# Excerpted text:

# # # #

Hmm, there is a slight change of behavior here. Earlier, if a topic deletion is initiated, it will be processed immediately. Now, the topic deletion will only be processed when the scheduler adds a topic deletion event. This means that topic deletion could be delayed by up to 5 seconds, which is a degradation.

I updated the PR to actually start doing topic deletion work in the TopicDeletion event instead of waiting for the scheduled event to make progress.

junrao · 2017-04-19T15:41:39Z

core/src/main/scala/kafka/controller/KafkaController.scala

-        info("ZK expired, but the current controller id %d is the same as this broker id, skip re-elect".format(config.brokerId))
-      }
+    def handleNewSession(): Unit = {
+      controllerEventQueue.put(Resign(getControllerID()))


Hmm, in all other listeners, we pass in controllerEventQueue. Here, we access controllerEventQueue directly. Does SessionExpirationListener need to be a local Class?

Nope. I just moved it out.

junrao · 2017-04-19T15:56:07Z

core/src/main/scala/kafka/controller/KafkaController.scala

-      info("Controller startup complete")
-    }
+    controllerEventQueue.put(Startup)

# # # #

# Material shown:
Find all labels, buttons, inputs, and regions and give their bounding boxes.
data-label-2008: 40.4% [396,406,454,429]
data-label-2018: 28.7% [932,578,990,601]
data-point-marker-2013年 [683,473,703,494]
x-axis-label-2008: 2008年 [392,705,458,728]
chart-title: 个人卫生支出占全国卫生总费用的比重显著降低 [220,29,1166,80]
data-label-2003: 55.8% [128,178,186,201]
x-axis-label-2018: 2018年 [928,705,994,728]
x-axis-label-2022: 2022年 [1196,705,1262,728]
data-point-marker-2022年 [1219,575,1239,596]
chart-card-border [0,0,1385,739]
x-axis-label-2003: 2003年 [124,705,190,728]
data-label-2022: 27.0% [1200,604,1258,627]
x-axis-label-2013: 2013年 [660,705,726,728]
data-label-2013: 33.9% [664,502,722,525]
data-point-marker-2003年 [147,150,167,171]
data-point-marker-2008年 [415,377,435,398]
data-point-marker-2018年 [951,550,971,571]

# # # #

Which names in the Kafka controller review thread begin with a lowercase letter but also contain at least one capital letter?

- brokerId
- handleNewSession
- controllerEventQueue
- getControllerID